■ **Your instructions**
Repeat every record below exactly, but leave out any pictures.

■ **Data extract**

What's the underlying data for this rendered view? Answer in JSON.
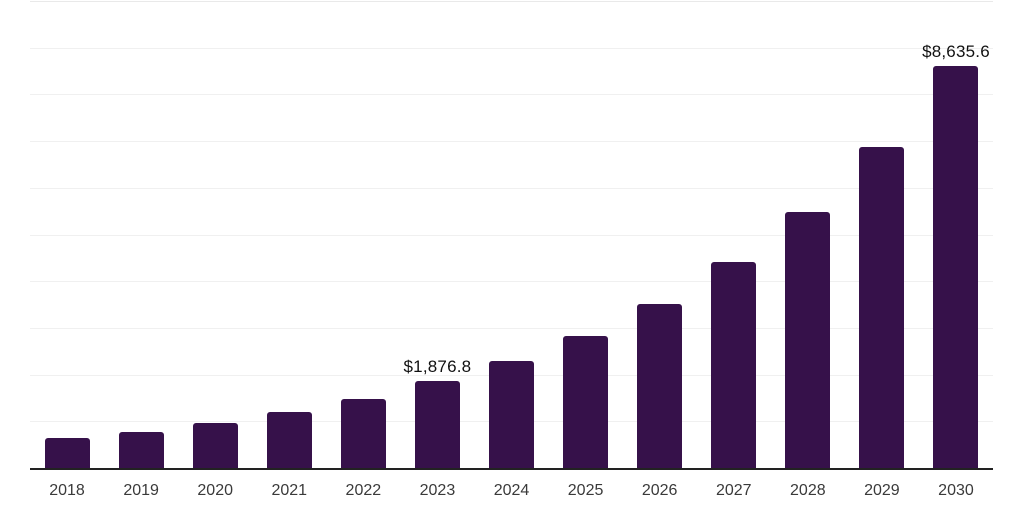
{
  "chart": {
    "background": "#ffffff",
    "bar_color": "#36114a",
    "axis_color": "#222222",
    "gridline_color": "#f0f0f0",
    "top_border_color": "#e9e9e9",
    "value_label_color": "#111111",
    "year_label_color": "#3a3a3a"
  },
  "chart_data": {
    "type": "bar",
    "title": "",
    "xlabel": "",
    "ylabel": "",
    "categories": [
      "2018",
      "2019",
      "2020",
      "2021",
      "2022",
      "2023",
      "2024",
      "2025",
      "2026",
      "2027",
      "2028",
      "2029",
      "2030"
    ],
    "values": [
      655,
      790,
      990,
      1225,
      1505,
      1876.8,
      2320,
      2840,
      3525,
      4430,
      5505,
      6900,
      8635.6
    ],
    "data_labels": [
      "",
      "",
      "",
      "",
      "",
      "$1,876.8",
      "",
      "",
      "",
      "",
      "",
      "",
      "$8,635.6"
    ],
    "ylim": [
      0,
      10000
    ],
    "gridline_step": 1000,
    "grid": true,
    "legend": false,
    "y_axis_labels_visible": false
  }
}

■ **Answer**
What's the underlying data for this rendered view? Answer in JSON.
{
  "chart": {
    "background": "#ffffff",
    "bar_color": "#36114a",
    "axis_color": "#222222",
    "gridline_color": "#f0f0f0",
    "top_border_color": "#e9e9e9",
    "value_label_color": "#111111",
    "year_label_color": "#3a3a3a"
  },
  "chart_data": {
    "type": "bar",
    "title": "",
    "xlabel": "",
    "ylabel": "",
    "categories": [
      "2018",
      "2019",
      "2020",
      "2021",
      "2022",
      "2023",
      "2024",
      "2025",
      "2026",
      "2027",
      "2028",
      "2029",
      "2030"
    ],
    "values": [
      655,
      790,
      990,
      1225,
      1505,
      1876.8,
      2320,
      2840,
      3525,
      4430,
      5505,
      6900,
      8635.6
    ],
    "data_labels": [
      "",
      "",
      "",
      "",
      "",
      "$1,876.8",
      "",
      "",
      "",
      "",
      "",
      "",
      "$8,635.6"
    ],
    "ylim": [
      0,
      10000
    ],
    "gridline_step": 1000,
    "grid": true,
    "legend": false,
    "y_axis_labels_visible": false
  }
}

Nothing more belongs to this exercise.